(Do this):
Duplicate the lines between the one holding "195, 2035, 210]" and the one holding "756, 1706, 789]", inclusive, and nothing else.

(Task input):
◇ ◇ ◇
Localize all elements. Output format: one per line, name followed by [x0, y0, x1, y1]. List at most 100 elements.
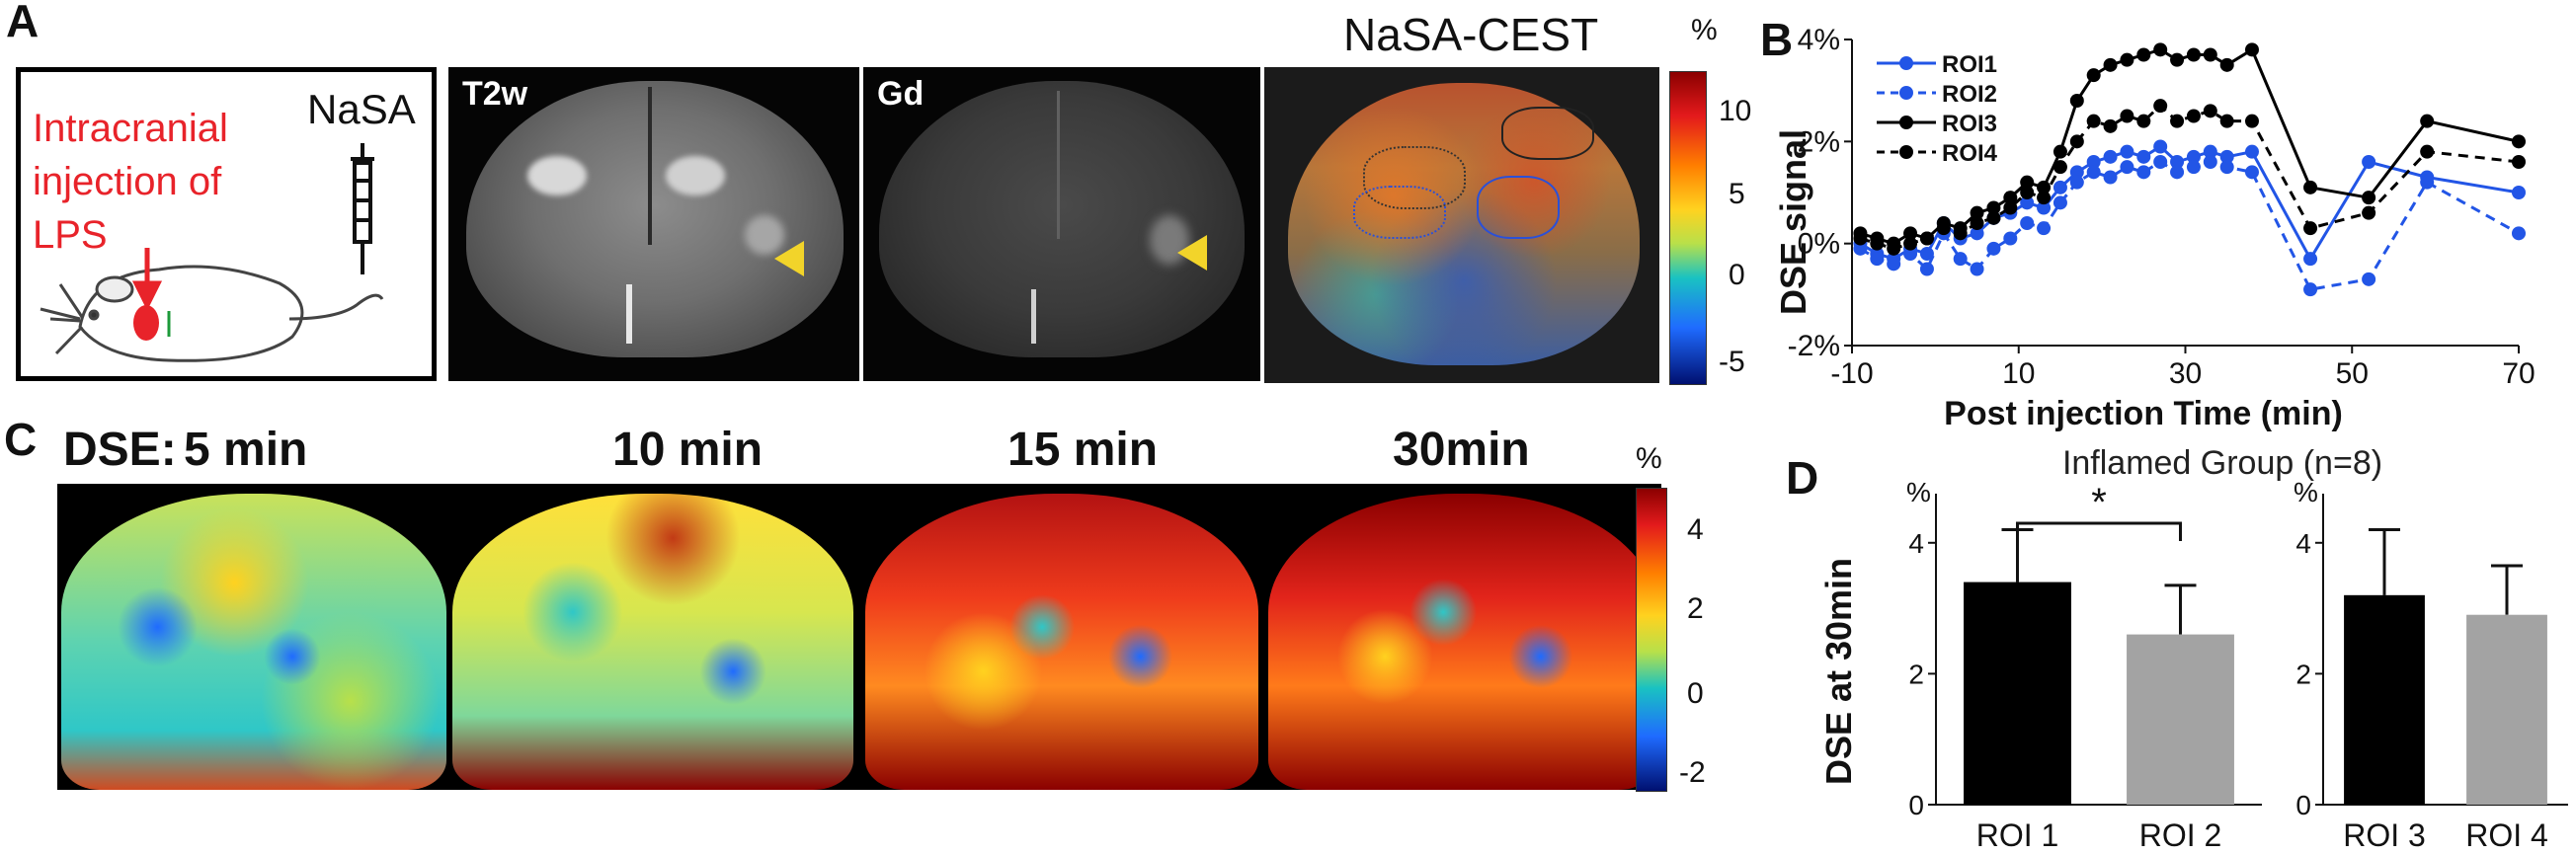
chart-b-point	[2020, 195, 2035, 210]
chart-b-point	[1953, 226, 1968, 241]
chart-b-point	[1903, 226, 1918, 241]
chart-d-category-label: ROI 3	[2343, 817, 2426, 853]
chart-b-point	[2512, 186, 2526, 199]
chart-b-point	[1986, 210, 2001, 225]
dse-time-label: 15 min	[1007, 424, 1159, 476]
chart-b-series-roi1	[1853, 139, 2526, 267]
colorbar-a-unit: %	[1691, 14, 1718, 46]
chart-b-point	[2069, 165, 2084, 180]
chart-d-group: % 0 2 4 ROI 3 ROI 4	[2294, 477, 2568, 853]
chart-d-significance-bracket	[2016, 521, 2182, 541]
colorbar-a-tick: 10	[1719, 95, 1752, 127]
chart-b-point	[2103, 57, 2118, 72]
chart-b-point	[2086, 165, 2101, 180]
chart-b-point	[1986, 200, 2001, 215]
chart-b-point	[2303, 221, 2318, 236]
colorbar-c-tick: -2	[1679, 756, 1706, 789]
colorbar-c	[1636, 488, 1667, 792]
chart-b-point	[2120, 144, 2134, 159]
chart-b-point	[2153, 139, 2168, 154]
chart-d-category-label: ROI 1	[1976, 817, 2059, 853]
chart-d-unit: %	[2294, 477, 2318, 507]
chart-b-ytick-label: 0%	[1798, 228, 1840, 261]
dse-map-30min	[1264, 484, 1661, 790]
chart-b-point	[2020, 175, 2035, 190]
chart-b-point	[2053, 195, 2067, 210]
chart-b-ylabel: DSE signal	[1773, 129, 1813, 315]
chart-b-point	[2103, 149, 2118, 164]
chart-d-unit: %	[1906, 477, 1931, 507]
chart-b-point	[2362, 155, 2376, 169]
chart-b-series-roi2	[1853, 155, 2526, 297]
chart-b-point	[2245, 144, 2259, 159]
chart-b-point	[1903, 247, 1918, 261]
chart-b-point	[1919, 247, 1934, 261]
dse-map-10min	[446, 484, 859, 790]
chart-b-xtick-label: 30	[2169, 357, 2202, 390]
chart-b-point	[2037, 200, 2052, 215]
dse-map-5min	[57, 484, 450, 790]
chart-b-point	[2053, 160, 2067, 175]
chart-b-point	[2420, 114, 2435, 128]
chart-d-bar	[1964, 582, 2071, 805]
chart-b-point	[2003, 231, 2018, 246]
chart-b-point	[1970, 226, 1984, 241]
chart-b-point	[2186, 160, 2201, 175]
chart-b-ytick-label: 2%	[1798, 125, 1840, 158]
nasa-label: NaSA	[307, 86, 416, 132]
chart-b-point	[2245, 42, 2259, 57]
cartoon-text-line2: injection of	[33, 160, 222, 203]
cartoon-text-line3: LPS	[33, 213, 108, 257]
chart-b-point	[1919, 262, 1934, 276]
chart-b-point	[1936, 221, 1951, 236]
chart-d-ylabel: DSE at 30min	[1818, 558, 1859, 785]
chart-d-ytick-label: 2	[1908, 659, 1924, 689]
yellow-arrow-icon	[774, 241, 804, 276]
chart-b-xlabel: Post injection Time (min)	[1944, 395, 2343, 432]
chart-b-point	[2170, 114, 2185, 128]
colorbar-a-tick: 0	[1729, 259, 1745, 291]
chart-d-ytick-label: 4	[1908, 528, 1924, 559]
chart-b-legend-label: ROI2	[1942, 81, 1997, 108]
chart-b-point	[2103, 118, 2118, 133]
chart-b-point	[1970, 205, 1984, 220]
chart-b-legend-item: ROI2	[1877, 81, 1997, 108]
chart-b-point	[2303, 252, 2318, 267]
chart-b-ytick-label: -2%	[1788, 330, 1840, 362]
chart-b-point	[1919, 231, 1934, 246]
chart-b-point	[2103, 170, 2118, 185]
chart-b-point	[2245, 165, 2259, 180]
colorbar-a-tick: 5	[1729, 178, 1745, 210]
chart-b-point	[2053, 144, 2067, 159]
chart-b-point	[2203, 155, 2217, 169]
chart-b-point	[2136, 149, 2151, 164]
chart-b-point	[2420, 175, 2435, 190]
chart-b-xtick-label: -10	[1830, 357, 1873, 390]
chart-b-point	[2037, 221, 2052, 236]
chart-b-series-line	[1859, 160, 2520, 291]
chart-d-group: % 0 2 4 ROI 1 ROI 2 *	[1906, 477, 2262, 853]
chart-b-point	[2170, 52, 2185, 67]
chart-b-point	[1870, 252, 1885, 267]
chart-b-point	[2020, 186, 2035, 199]
chart-b-point	[2153, 42, 2168, 57]
chart-b-point	[2203, 104, 2217, 118]
chart-b-point	[2069, 134, 2084, 149]
chart-b-point	[1887, 241, 1901, 256]
chart-b-point	[2362, 272, 2376, 286]
dse-prefix: DSE:	[63, 424, 177, 476]
chart-b-point	[2037, 191, 2052, 205]
chart-b-point	[2020, 216, 2035, 230]
chart-d-category-label: ROI 2	[2139, 817, 2222, 853]
chart-b-point	[2136, 47, 2151, 62]
yellow-arrow-icon	[1177, 235, 1207, 271]
chart-b-legend-item: ROI1	[1877, 51, 1997, 78]
chart-b-point	[1970, 262, 1984, 276]
chart-b-point	[2362, 205, 2376, 220]
chart-d-ytick-label: 0	[2295, 790, 2311, 820]
chart-b-ytick-label: 4%	[1798, 24, 1840, 56]
t2w-label: T2w	[462, 75, 528, 113]
chart-b-point	[2203, 47, 2217, 62]
chart-b-point	[2069, 94, 2084, 108]
chart-b-point	[2086, 68, 2101, 83]
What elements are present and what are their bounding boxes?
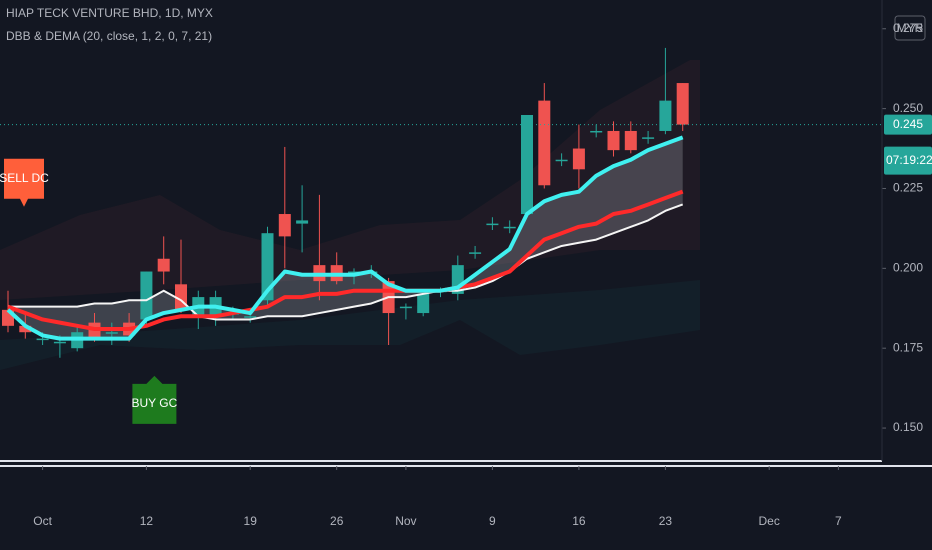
candle-body	[555, 159, 568, 162]
x-tick-label: 12	[140, 514, 154, 528]
candle-body	[417, 293, 430, 314]
y-tick-label: 0.225	[893, 181, 923, 195]
candle-body	[521, 115, 533, 215]
countdown-box	[884, 146, 932, 175]
candle-body	[19, 325, 32, 333]
buy-signal	[132, 375, 177, 424]
candle-body	[572, 148, 585, 170]
candle-body	[538, 100, 551, 186]
y-tick-label: 0.175	[893, 340, 923, 354]
lower-band	[0, 280, 700, 370]
y-tick-label: 0.150	[893, 420, 923, 434]
candle-body	[140, 271, 153, 320]
x-tick-label: Dec	[759, 514, 780, 528]
candle-body	[624, 130, 637, 151]
x-tick-label: 23	[659, 514, 673, 528]
candle-body	[348, 271, 360, 274]
indicator-line	[8, 203, 684, 321]
candle-body	[676, 83, 689, 125]
candle-body	[296, 220, 309, 224]
candle-body	[36, 338, 49, 341]
candle-body	[607, 130, 620, 151]
x-tick-label: 26	[330, 514, 344, 528]
y-tick-label: 0.200	[893, 261, 923, 275]
buy-label: BUY GC	[132, 396, 178, 410]
indicator-line	[6, 135, 684, 341]
candle-body	[503, 226, 516, 229]
y-tick-label: 0.250	[893, 101, 923, 115]
upper-band	[0, 60, 700, 300]
price-box	[884, 114, 932, 135]
countdown: 07:19:22	[886, 153, 932, 167]
x-tick-label: Oct	[33, 514, 52, 528]
indicator-line	[7, 189, 684, 332]
candle-body	[244, 316, 257, 318]
y-tick-label: 0.275	[893, 21, 923, 35]
candle-body	[278, 214, 291, 237]
sell-label: SELL DC	[0, 171, 49, 185]
candle-body	[486, 223, 499, 226]
sell-signal	[4, 158, 44, 207]
plot-area	[2, 47, 689, 358]
currency-button[interactable]	[894, 15, 926, 41]
indicator-label: DBB & DEMA (20, close, 1, 2, 0, 7, 21)	[6, 29, 212, 43]
candle-body	[469, 252, 482, 254]
candle-body	[157, 258, 170, 272]
candle-body	[261, 233, 274, 301]
x-tick-label: 19	[244, 514, 258, 528]
candle-body	[53, 341, 66, 344]
candle-body	[105, 332, 118, 334]
chart-title: HIAP TECK VENTURE BHD, 1D, MYX	[6, 6, 213, 20]
candle-body	[590, 130, 603, 133]
x-tick-label: Nov	[395, 514, 416, 528]
candle-body	[659, 100, 672, 131]
candle-body	[399, 306, 412, 309]
candle-body	[642, 137, 655, 139]
price-label: 0.245	[893, 117, 923, 131]
x-tick-label: 9	[489, 514, 496, 528]
x-tick-label: 16	[572, 514, 586, 528]
currency[interactable]: MYR	[897, 21, 924, 35]
x-tick-label: 7	[835, 514, 842, 528]
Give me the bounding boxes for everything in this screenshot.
◇ ◇ ◇
(Written response):
chart-b-point	[2020, 195, 2035, 210]
chart-b-point	[1953, 226, 1968, 241]
chart-b-point	[1903, 226, 1918, 241]
chart-d-category-label: ROI 3	[2343, 817, 2426, 853]
chart-b-point	[2512, 186, 2526, 199]
chart-b-point	[1986, 210, 2001, 225]
dse-time-label: 15 min	[1007, 424, 1159, 476]
chart-b-series-roi1	[1853, 139, 2526, 267]
colorbar-a-unit: %	[1691, 14, 1718, 46]
chart-b-point	[2069, 165, 2084, 180]
chart-d-group: % 0 2 4 ROI 3 ROI 4	[2294, 477, 2568, 853]
chart-d-significance-bracket	[2016, 521, 2182, 541]
colorbar-a-tick: 10	[1719, 95, 1752, 127]
chart-b-point	[2103, 57, 2118, 72]
chart-b-point	[2086, 165, 2101, 180]
chart-b-point	[1986, 200, 2001, 215]
chart-b-point	[2303, 221, 2318, 236]
colorbar-c-tick: -2	[1679, 756, 1706, 789]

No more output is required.